Each line containing the word "this" must be collected.

[Saved entries]

◇ ◇ ◇ ◇ ◇ ◇ ◇

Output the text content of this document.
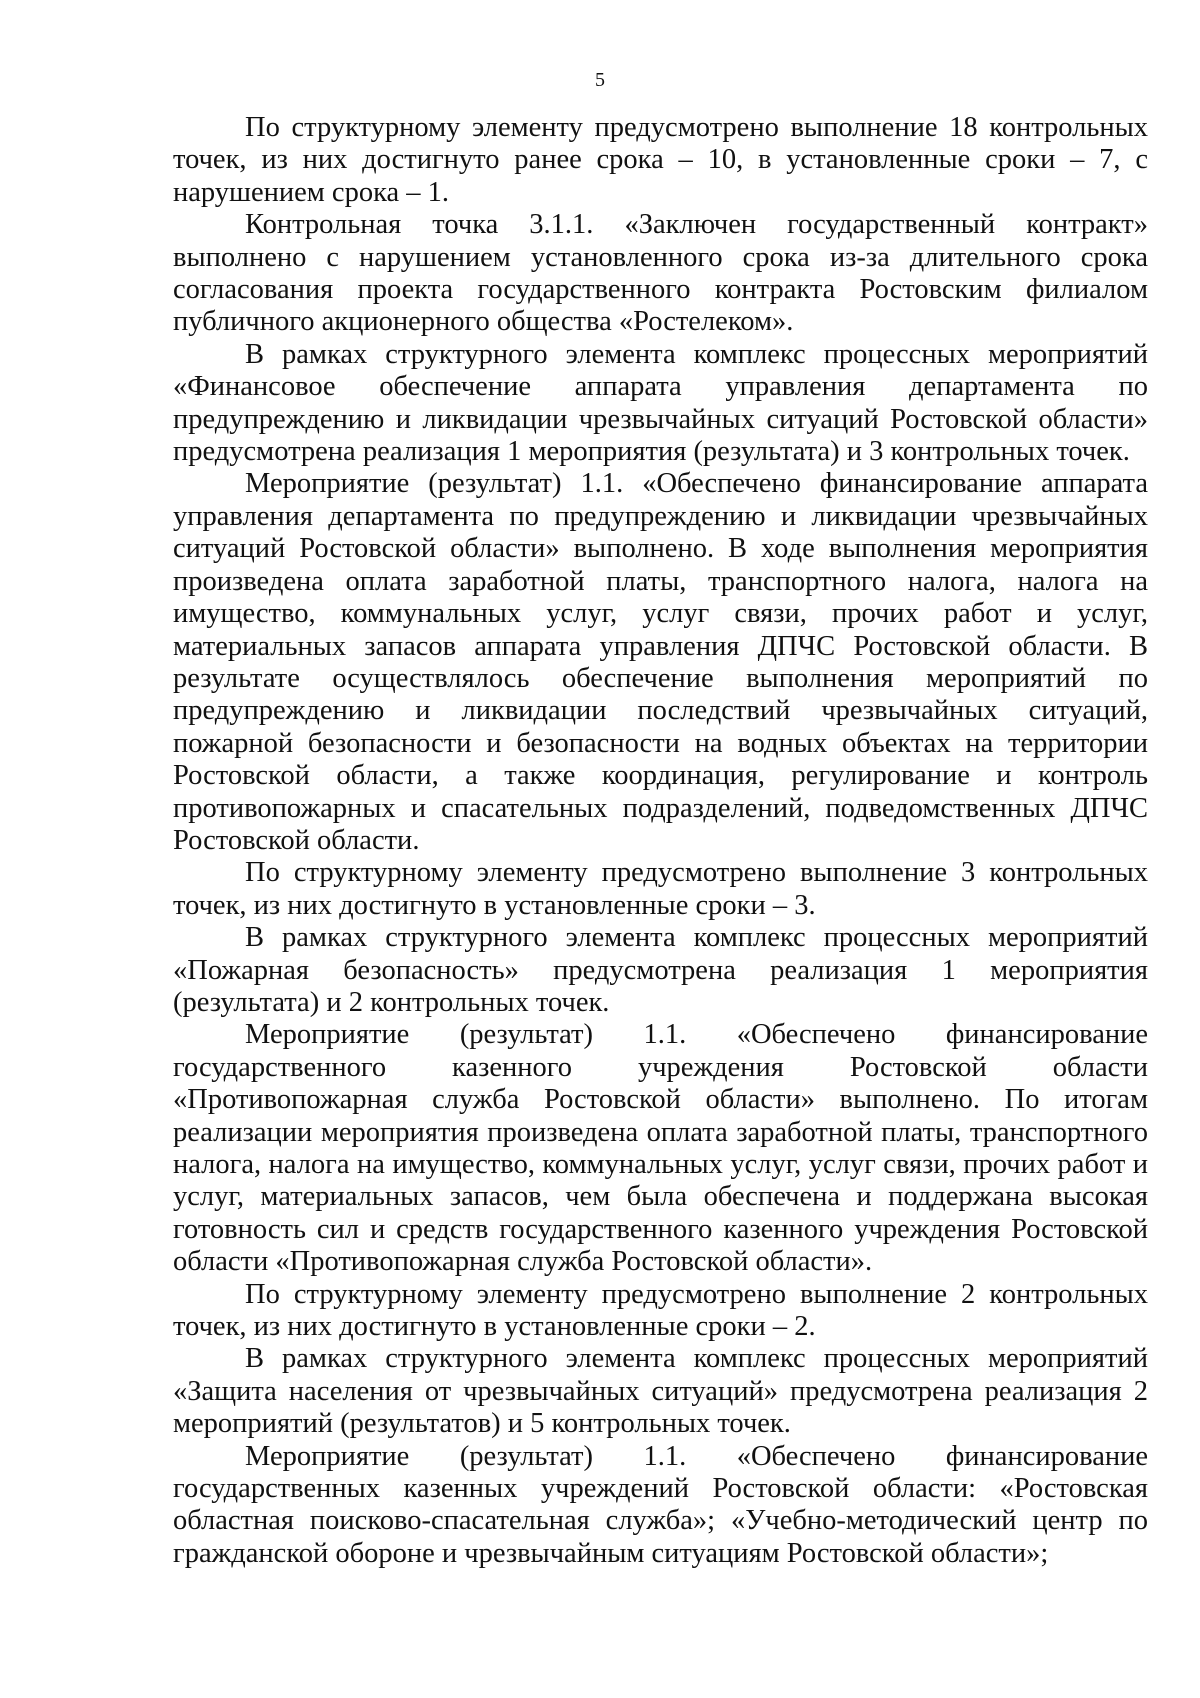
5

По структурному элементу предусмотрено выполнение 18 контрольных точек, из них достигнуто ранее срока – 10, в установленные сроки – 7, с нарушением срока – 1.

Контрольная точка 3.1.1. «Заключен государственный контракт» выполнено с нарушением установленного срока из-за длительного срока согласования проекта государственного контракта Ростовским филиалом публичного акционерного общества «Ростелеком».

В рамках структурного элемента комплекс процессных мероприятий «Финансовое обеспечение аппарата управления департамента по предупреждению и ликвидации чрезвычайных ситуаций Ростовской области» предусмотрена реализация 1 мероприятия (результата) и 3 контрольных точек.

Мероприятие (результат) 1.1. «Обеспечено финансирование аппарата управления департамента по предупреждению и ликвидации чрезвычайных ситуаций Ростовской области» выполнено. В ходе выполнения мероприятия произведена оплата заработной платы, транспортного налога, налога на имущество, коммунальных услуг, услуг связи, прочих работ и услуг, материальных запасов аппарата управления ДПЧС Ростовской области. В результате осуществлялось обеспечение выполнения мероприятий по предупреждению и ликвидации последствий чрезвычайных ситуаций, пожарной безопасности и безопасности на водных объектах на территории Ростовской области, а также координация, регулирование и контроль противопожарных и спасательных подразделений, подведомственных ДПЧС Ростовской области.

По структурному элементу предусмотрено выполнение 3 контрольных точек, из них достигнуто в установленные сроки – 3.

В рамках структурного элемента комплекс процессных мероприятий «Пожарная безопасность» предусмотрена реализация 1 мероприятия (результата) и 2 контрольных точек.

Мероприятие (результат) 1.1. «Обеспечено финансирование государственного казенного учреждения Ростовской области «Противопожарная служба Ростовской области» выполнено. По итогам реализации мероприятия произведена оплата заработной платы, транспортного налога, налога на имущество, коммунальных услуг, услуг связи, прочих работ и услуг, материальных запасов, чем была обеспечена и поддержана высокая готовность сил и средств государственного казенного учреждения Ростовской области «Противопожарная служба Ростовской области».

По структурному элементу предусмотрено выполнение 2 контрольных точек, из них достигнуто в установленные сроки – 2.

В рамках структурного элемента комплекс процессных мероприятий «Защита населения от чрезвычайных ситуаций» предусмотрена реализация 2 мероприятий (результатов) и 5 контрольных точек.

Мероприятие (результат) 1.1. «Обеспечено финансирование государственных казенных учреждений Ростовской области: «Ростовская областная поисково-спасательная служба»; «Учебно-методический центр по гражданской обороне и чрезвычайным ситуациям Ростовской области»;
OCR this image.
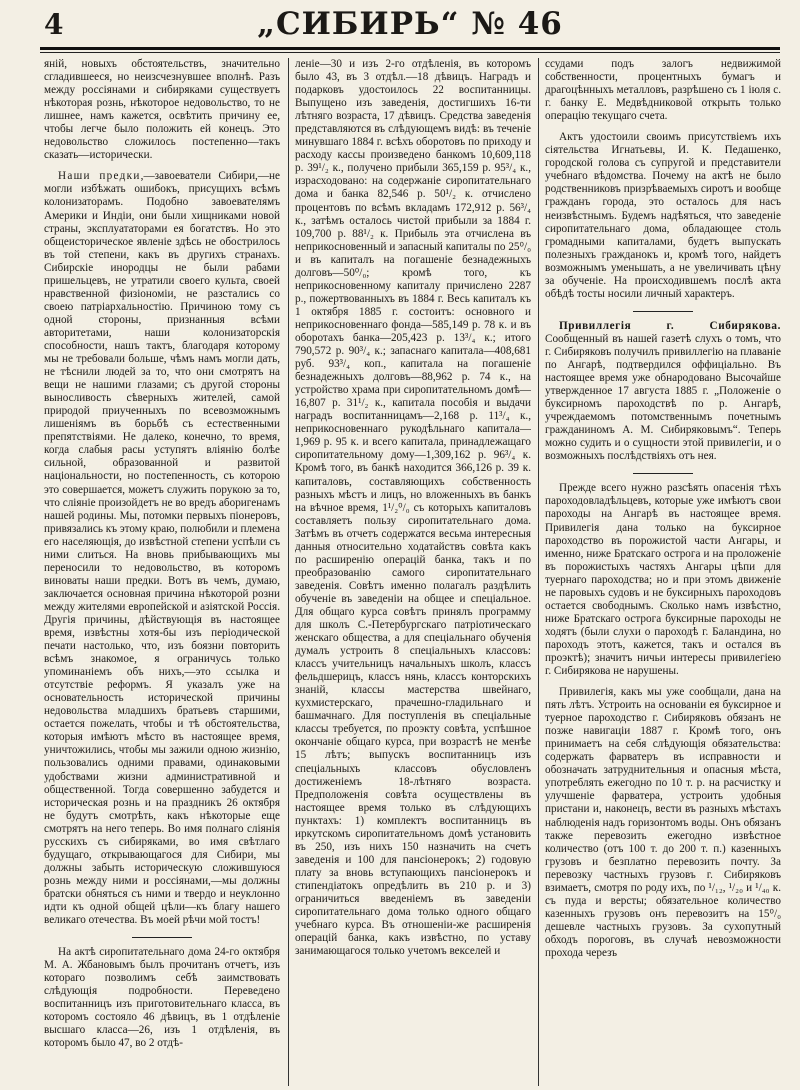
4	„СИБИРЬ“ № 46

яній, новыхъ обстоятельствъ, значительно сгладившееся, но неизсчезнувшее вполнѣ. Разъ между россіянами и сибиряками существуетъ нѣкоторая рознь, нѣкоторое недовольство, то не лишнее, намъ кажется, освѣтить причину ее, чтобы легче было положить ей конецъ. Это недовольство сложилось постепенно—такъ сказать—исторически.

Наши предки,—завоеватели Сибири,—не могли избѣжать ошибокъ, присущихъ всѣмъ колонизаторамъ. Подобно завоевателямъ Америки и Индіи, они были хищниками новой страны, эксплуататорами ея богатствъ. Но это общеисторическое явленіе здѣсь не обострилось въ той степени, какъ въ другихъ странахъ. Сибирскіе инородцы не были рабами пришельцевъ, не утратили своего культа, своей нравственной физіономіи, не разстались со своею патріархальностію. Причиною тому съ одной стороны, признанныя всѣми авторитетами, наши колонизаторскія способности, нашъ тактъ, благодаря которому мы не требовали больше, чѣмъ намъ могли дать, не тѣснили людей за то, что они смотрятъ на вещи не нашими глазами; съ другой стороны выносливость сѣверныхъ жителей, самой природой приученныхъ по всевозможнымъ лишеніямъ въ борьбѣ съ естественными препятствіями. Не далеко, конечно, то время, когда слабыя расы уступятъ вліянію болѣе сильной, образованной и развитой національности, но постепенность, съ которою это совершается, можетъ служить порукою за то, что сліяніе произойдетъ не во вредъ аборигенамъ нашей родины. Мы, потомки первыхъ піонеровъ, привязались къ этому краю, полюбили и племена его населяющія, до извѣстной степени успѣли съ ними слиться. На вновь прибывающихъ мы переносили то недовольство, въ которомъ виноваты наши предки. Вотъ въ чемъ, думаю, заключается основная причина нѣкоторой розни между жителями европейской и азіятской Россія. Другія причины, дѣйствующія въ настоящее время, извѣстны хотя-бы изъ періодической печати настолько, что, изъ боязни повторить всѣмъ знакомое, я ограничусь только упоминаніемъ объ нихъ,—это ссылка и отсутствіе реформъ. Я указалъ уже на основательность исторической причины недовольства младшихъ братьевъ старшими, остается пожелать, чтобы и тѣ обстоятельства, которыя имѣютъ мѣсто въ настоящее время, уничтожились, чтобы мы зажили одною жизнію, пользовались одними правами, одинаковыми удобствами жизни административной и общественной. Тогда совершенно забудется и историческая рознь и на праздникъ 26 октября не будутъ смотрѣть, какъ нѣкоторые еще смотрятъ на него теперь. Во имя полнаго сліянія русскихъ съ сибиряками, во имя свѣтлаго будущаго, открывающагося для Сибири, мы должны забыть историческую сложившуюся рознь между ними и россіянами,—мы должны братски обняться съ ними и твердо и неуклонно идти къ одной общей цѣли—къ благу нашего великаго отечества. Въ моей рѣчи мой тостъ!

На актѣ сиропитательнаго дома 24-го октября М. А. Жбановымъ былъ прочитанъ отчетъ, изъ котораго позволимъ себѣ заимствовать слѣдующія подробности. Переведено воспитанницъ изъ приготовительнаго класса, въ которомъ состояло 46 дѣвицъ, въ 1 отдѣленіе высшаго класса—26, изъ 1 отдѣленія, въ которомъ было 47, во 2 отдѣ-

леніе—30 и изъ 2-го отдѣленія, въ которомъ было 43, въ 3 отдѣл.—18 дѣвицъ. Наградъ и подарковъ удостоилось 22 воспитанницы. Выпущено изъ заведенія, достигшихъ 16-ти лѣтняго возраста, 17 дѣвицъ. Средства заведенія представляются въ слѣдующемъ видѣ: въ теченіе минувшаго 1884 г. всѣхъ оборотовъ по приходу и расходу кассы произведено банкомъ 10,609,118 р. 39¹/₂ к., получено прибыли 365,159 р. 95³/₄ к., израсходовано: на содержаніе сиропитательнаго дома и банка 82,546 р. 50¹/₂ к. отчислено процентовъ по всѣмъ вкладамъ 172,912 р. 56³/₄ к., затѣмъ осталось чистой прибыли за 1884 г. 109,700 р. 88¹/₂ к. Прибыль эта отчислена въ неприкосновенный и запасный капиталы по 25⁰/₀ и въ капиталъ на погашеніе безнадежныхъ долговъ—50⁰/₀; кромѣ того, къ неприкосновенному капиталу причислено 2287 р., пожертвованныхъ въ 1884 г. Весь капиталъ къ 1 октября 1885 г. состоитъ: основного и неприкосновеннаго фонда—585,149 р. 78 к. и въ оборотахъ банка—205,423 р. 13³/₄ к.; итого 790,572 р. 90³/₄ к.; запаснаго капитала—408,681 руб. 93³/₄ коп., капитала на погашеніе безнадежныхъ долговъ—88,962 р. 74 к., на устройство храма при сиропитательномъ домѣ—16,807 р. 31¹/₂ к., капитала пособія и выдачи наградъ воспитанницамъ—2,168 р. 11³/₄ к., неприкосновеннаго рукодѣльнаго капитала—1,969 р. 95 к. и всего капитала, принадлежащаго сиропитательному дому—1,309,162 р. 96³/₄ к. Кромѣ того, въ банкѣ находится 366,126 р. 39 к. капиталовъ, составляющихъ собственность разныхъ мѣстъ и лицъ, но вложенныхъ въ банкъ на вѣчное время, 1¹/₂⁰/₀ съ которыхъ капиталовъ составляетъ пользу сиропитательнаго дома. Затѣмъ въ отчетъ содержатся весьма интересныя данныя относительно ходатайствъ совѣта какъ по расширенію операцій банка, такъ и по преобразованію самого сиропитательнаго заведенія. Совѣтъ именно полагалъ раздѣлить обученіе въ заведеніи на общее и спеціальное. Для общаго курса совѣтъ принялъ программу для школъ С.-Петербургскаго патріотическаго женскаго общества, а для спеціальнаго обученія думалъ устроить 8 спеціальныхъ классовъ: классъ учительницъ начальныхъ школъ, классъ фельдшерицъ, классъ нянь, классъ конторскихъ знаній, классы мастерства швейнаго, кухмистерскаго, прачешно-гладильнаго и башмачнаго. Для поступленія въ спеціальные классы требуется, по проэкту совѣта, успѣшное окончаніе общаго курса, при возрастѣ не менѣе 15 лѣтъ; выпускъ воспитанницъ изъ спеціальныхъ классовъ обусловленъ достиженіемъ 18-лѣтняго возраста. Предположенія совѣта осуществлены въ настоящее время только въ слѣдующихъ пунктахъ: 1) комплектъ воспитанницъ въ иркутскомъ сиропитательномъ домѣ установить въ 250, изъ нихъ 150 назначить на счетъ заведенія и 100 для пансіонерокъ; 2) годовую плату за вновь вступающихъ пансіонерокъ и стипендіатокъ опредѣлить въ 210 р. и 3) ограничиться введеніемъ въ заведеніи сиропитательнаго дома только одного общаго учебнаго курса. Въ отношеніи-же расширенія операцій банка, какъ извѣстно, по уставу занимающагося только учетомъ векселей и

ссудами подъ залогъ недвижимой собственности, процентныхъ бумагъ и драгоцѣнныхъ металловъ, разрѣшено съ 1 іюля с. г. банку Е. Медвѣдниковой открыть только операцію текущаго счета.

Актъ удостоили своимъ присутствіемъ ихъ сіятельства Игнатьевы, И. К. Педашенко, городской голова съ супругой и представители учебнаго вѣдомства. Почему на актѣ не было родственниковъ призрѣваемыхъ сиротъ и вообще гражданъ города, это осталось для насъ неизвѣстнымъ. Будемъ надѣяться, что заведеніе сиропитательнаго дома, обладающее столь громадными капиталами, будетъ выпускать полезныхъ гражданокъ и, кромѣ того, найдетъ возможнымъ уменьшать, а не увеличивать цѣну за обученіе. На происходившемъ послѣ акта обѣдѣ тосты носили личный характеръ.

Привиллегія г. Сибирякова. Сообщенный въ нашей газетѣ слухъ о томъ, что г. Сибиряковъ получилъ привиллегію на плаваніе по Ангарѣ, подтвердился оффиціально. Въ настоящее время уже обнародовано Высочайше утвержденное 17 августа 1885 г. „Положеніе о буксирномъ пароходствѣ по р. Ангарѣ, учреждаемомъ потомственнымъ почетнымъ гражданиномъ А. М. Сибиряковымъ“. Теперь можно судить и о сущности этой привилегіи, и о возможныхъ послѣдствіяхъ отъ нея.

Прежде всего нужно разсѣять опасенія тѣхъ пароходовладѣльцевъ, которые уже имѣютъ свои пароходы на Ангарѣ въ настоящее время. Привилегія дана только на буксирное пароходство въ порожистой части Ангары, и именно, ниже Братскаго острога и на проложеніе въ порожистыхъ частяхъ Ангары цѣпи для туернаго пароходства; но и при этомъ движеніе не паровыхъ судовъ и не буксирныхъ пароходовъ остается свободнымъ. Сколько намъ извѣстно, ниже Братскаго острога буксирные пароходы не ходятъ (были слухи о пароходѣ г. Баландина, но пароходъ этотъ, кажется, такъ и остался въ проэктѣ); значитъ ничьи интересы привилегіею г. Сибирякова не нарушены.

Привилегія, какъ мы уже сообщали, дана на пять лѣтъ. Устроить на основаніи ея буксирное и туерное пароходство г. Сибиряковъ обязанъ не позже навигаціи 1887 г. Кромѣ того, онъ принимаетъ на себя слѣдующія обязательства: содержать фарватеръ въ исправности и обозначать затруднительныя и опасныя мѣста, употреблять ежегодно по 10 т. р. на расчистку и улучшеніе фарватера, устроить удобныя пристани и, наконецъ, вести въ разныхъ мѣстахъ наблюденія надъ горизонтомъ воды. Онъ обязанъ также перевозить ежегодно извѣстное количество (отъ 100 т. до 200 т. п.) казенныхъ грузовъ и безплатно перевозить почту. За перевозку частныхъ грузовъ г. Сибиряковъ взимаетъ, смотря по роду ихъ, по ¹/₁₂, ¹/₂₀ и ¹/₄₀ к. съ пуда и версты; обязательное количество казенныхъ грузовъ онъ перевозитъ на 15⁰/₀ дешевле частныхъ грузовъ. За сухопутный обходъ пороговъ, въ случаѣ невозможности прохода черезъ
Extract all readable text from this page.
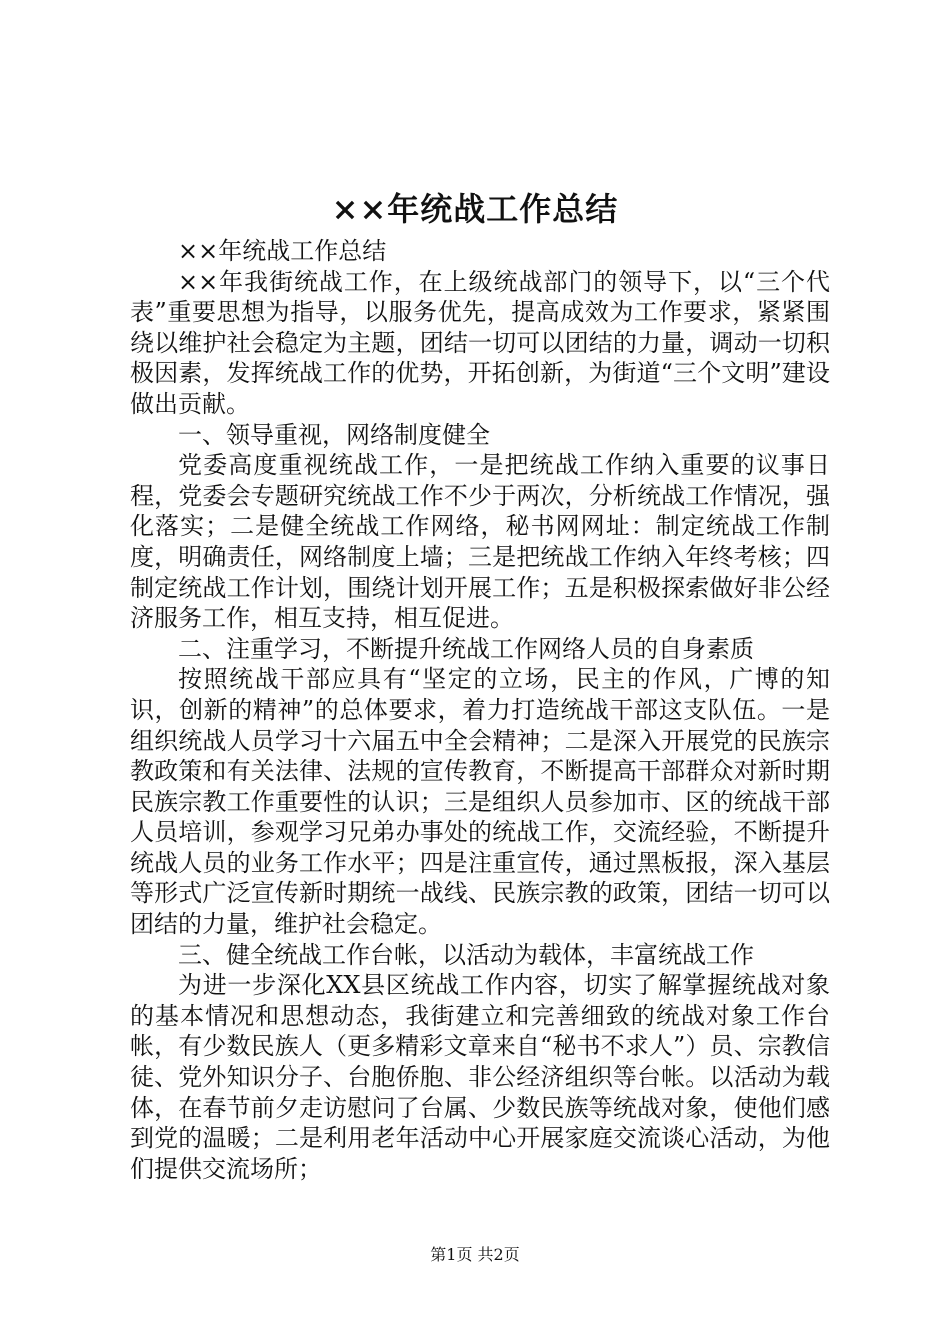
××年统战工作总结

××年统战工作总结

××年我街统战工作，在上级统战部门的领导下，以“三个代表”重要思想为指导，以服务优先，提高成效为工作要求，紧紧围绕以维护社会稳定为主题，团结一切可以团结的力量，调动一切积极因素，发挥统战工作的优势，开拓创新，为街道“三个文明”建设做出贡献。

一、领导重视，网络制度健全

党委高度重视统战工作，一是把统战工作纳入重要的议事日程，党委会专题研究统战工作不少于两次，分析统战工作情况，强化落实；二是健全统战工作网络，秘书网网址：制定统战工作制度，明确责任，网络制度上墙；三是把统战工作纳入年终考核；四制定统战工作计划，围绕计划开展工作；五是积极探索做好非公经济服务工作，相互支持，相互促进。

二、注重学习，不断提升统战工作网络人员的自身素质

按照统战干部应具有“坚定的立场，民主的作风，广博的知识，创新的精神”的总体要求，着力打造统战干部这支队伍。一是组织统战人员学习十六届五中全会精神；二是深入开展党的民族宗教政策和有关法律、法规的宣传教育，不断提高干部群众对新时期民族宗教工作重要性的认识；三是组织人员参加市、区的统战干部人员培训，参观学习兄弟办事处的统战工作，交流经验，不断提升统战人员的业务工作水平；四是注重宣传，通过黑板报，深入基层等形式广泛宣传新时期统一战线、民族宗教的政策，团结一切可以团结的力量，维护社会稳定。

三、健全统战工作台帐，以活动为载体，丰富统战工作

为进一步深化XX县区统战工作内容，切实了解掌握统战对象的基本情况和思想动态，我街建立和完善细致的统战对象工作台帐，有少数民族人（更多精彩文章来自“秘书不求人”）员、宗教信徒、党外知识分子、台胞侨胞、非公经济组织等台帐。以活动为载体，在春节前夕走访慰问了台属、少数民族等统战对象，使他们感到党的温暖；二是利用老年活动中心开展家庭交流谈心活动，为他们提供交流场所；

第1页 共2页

◇ ◇ ◇ ◇ ◇ ◇ ◇

Full output —
Output the text content of this document.
OCR this image.
Extract all readable text from this page.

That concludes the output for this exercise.